#### YOUR INSTRUCTIONS
Pull out from the material below all lines with "presets".

[Dataset records]
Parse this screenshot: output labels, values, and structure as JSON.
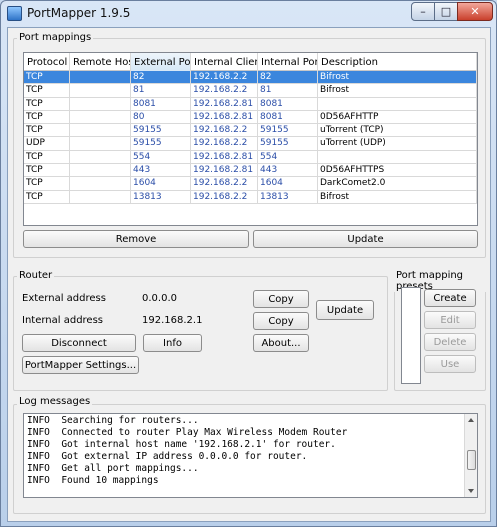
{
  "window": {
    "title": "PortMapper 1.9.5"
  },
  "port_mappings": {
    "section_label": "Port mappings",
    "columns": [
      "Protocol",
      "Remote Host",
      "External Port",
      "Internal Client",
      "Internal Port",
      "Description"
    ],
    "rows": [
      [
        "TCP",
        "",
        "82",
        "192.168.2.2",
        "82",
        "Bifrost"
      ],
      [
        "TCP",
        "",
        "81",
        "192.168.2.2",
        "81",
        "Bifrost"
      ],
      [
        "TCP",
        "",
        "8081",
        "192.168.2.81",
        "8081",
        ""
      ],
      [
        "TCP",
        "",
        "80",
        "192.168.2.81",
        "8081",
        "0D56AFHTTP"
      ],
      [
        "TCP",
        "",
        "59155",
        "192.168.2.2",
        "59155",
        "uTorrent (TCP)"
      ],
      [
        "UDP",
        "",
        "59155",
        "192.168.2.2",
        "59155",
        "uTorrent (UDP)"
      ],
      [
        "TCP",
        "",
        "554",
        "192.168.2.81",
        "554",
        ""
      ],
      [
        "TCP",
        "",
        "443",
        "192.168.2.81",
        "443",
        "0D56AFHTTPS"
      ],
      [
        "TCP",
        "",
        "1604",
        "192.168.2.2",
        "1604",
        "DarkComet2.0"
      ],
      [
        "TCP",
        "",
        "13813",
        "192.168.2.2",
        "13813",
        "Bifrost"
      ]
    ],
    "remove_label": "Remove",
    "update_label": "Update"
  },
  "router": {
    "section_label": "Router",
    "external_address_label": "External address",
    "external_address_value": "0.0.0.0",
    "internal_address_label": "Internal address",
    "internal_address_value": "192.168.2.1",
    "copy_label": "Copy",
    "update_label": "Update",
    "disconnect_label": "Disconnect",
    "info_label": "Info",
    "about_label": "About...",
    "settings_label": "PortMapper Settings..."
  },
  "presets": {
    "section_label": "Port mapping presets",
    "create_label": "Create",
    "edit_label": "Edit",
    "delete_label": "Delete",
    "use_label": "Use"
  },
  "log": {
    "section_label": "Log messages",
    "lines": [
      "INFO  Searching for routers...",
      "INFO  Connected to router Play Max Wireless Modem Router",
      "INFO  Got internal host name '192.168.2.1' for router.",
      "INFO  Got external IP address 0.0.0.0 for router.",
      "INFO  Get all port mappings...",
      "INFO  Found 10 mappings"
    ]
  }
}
...
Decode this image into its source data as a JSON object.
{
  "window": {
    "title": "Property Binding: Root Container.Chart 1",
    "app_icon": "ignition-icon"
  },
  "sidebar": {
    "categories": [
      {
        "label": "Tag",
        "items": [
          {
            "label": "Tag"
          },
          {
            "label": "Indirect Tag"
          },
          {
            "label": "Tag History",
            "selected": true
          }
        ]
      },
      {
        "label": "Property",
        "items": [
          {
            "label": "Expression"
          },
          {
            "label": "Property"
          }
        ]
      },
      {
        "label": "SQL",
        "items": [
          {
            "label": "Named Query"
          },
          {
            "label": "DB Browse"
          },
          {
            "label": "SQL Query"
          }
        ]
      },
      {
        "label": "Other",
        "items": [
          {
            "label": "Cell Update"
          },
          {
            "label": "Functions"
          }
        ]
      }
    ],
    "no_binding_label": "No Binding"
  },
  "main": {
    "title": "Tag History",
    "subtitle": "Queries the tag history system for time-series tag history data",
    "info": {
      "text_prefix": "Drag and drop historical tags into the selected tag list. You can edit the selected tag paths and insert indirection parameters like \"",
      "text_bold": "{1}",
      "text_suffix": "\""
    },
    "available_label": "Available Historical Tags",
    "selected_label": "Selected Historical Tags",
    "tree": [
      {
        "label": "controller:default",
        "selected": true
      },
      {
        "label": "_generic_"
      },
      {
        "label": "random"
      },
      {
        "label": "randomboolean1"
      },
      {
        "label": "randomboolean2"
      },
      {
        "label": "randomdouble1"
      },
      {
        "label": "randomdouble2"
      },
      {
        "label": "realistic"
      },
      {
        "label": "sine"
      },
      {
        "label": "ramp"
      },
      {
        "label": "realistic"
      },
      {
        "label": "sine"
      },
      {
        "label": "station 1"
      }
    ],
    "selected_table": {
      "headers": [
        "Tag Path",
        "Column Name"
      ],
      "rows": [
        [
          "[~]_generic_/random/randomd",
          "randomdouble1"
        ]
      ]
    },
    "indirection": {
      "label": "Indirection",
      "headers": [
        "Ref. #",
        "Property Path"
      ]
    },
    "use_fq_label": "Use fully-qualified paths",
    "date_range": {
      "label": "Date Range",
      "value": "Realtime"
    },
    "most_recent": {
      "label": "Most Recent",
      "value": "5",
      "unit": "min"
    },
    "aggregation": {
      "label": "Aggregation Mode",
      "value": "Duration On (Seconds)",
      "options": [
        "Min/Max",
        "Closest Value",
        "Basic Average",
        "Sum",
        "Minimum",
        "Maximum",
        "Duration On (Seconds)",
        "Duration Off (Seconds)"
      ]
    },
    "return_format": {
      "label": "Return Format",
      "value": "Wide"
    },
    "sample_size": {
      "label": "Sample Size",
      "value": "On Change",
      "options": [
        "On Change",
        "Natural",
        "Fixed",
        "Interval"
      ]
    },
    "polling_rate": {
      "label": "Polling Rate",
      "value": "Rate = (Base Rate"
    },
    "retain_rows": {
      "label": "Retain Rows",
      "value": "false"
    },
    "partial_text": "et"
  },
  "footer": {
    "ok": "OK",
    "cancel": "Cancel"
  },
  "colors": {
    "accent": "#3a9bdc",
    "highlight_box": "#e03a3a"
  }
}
---
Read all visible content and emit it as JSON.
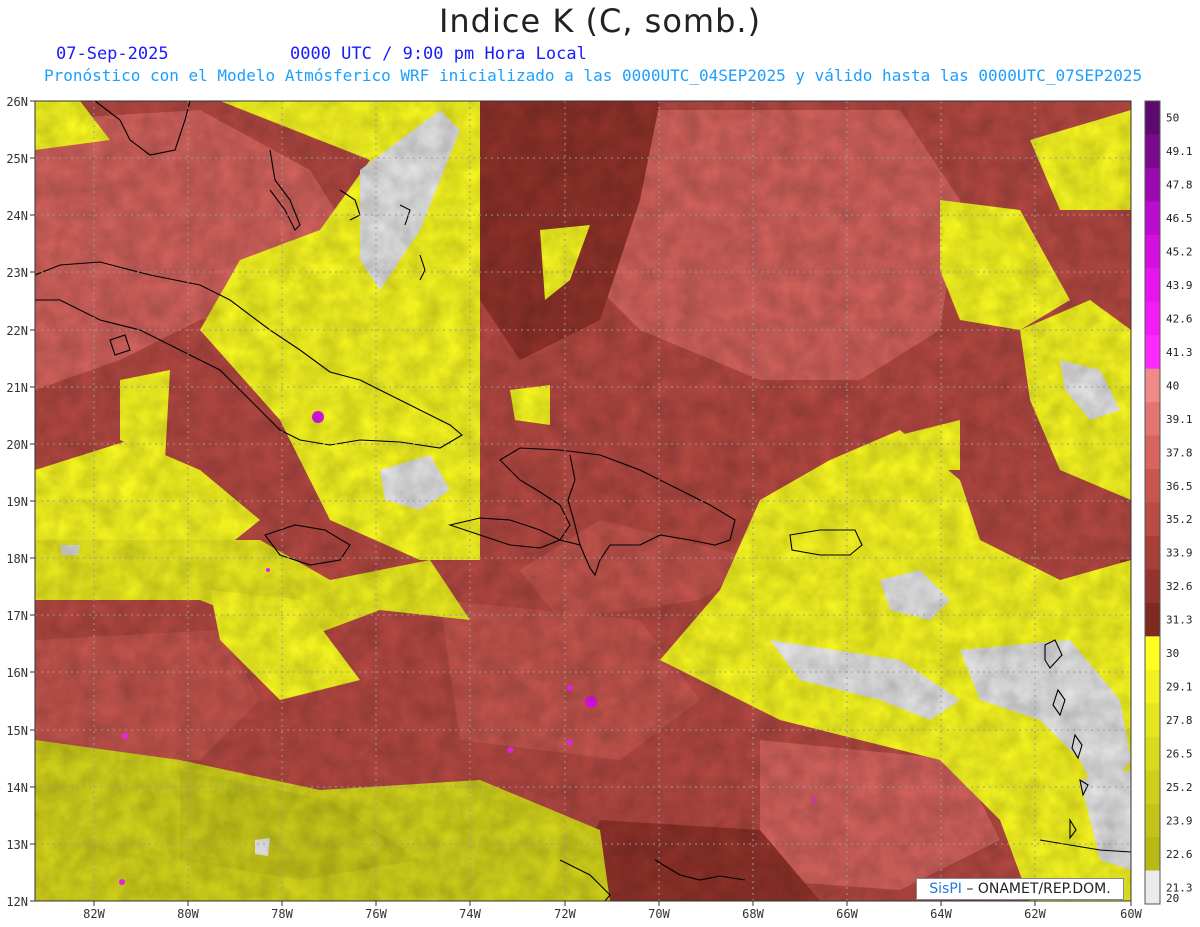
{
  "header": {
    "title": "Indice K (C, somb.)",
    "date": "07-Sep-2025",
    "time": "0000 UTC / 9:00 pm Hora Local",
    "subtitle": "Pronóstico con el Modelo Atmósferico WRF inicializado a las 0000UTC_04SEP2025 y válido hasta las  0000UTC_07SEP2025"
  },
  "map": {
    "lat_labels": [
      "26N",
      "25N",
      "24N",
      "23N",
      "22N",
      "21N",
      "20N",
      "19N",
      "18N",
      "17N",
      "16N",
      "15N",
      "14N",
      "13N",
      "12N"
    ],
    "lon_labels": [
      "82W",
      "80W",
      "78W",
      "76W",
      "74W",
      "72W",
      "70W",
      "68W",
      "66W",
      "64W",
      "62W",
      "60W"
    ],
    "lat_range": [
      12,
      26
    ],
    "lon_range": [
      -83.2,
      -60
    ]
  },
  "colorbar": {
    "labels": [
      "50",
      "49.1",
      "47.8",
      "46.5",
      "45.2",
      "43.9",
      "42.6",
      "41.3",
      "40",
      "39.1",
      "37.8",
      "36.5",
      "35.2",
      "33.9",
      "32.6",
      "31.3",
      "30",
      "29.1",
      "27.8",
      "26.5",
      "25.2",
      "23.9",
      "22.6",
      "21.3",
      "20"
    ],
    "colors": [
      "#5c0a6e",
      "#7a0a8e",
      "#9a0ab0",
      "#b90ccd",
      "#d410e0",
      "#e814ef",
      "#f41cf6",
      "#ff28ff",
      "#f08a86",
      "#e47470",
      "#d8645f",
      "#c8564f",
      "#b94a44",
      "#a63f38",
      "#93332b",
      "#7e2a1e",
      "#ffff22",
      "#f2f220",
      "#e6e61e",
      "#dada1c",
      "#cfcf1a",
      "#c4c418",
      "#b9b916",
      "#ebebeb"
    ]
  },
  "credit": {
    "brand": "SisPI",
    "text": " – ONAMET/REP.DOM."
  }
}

#### TASK OUTPUT
  "presets": {
    "section_label": "Port mapping presets",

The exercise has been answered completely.